**Required work**
Leave out the pictures and output the data verbatim.

**Records of document pages**

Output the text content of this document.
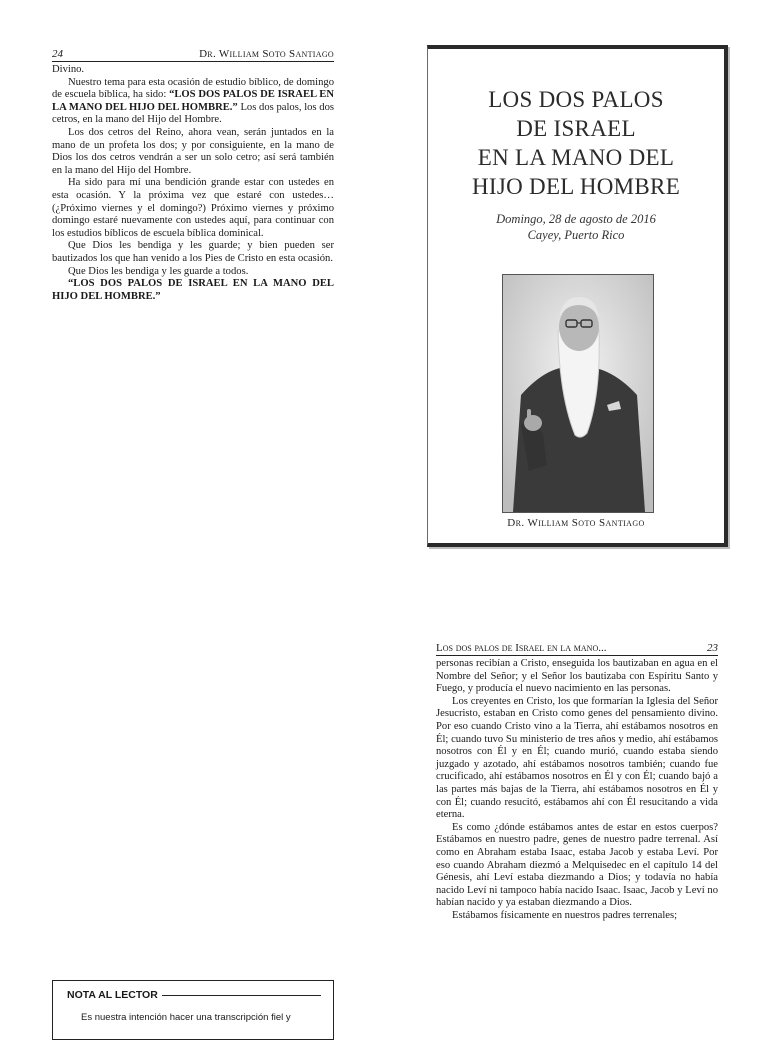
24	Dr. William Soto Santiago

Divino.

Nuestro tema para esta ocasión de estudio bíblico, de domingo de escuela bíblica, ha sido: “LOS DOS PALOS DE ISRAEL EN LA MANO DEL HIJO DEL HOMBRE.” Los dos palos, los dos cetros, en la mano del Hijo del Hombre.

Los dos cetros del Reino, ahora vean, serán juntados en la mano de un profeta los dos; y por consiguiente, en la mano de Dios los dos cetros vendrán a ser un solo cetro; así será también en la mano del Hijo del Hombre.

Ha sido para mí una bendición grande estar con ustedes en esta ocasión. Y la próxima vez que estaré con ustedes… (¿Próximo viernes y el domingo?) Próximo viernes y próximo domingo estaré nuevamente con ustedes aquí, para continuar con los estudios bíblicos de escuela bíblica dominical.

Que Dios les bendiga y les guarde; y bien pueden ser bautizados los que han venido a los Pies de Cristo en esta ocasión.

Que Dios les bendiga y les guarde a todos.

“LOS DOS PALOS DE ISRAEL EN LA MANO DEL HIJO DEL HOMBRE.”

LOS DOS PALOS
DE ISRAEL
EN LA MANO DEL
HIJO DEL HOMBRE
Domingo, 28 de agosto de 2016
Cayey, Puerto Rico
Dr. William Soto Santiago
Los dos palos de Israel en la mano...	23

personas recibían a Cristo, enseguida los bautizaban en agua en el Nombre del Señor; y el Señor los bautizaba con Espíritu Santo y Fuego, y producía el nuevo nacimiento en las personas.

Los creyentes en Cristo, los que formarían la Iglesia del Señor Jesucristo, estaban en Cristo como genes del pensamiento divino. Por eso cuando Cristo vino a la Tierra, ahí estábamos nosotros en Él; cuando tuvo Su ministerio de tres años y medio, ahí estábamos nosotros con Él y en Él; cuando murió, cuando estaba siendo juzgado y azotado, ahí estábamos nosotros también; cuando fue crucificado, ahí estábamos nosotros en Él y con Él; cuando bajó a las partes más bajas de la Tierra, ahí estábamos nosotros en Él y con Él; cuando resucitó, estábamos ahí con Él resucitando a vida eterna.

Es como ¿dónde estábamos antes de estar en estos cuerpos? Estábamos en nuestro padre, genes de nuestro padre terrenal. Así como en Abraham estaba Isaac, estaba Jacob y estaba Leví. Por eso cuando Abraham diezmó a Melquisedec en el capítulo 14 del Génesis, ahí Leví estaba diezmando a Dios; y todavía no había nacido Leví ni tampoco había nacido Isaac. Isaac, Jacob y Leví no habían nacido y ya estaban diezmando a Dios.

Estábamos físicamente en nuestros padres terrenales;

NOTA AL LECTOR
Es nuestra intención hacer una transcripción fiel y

**Solution to this task**
Output the text content of this document.
24	Dr. William Soto Santiago

Divino.

Nuestro tema para esta ocasión de estudio bíblico, de domingo de escuela bíblica, ha sido: “LOS DOS PALOS DE ISRAEL EN LA MANO DEL HIJO DEL HOMBRE.” Los dos palos, los dos cetros, en la mano del Hijo del Hombre.

Los dos cetros del Reino, ahora vean, serán juntados en la mano de un profeta los dos; y por consiguiente, en la mano de Dios los dos cetros vendrán a ser un solo cetro; así será también en la mano del Hijo del Hombre.

Ha sido para mí una bendición grande estar con ustedes en esta ocasión. Y la próxima vez que estaré con ustedes… (¿Próximo viernes y el domingo?) Próximo viernes y próximo domingo estaré nuevamente con ustedes aquí, para continuar con los estudios bíblicos de escuela bíblica dominical.

Que Dios les bendiga y les guarde; y bien pueden ser bautizados los que han venido a los Pies de Cristo en esta ocasión.

Que Dios les bendiga y les guarde a todos.

“LOS DOS PALOS DE ISRAEL EN LA MANO DEL HIJO DEL HOMBRE.”

LOS DOS PALOS
DE ISRAEL
EN LA MANO DEL
HIJO DEL HOMBRE
Domingo, 28 de agosto de 2016
Cayey, Puerto Rico
Dr. William Soto Santiago
Los dos palos de Israel en la mano...	23

personas recibían a Cristo, enseguida los bautizaban en agua en el Nombre del Señor; y el Señor los bautizaba con Espíritu Santo y Fuego, y producía el nuevo nacimiento en las personas.

Los creyentes en Cristo, los que formarían la Iglesia del Señor Jesucristo, estaban en Cristo como genes del pensamiento divino. Por eso cuando Cristo vino a la Tierra, ahí estábamos nosotros en Él; cuando tuvo Su ministerio de tres años y medio, ahí estábamos nosotros con Él y en Él; cuando murió, cuando estaba siendo juzgado y azotado, ahí estábamos nosotros también; cuando fue crucificado, ahí estábamos nosotros en Él y con Él; cuando bajó a las partes más bajas de la Tierra, ahí estábamos nosotros en Él y con Él; cuando resucitó, estábamos ahí con Él resucitando a vida eterna.

Es como ¿dónde estábamos antes de estar en estos cuerpos? Estábamos en nuestro padre, genes de nuestro padre terrenal. Así como en Abraham estaba Isaac, estaba Jacob y estaba Leví. Por eso cuando Abraham diezmó a Melquisedec en el capítulo 14 del Génesis, ahí Leví estaba diezmando a Dios; y todavía no había nacido Leví ni tampoco había nacido Isaac. Isaac, Jacob y Leví no habían nacido y ya estaban diezmando a Dios.

Estábamos físicamente en nuestros padres terrenales;

NOTA AL LECTOR
Es nuestra intención hacer una transcripción fiel y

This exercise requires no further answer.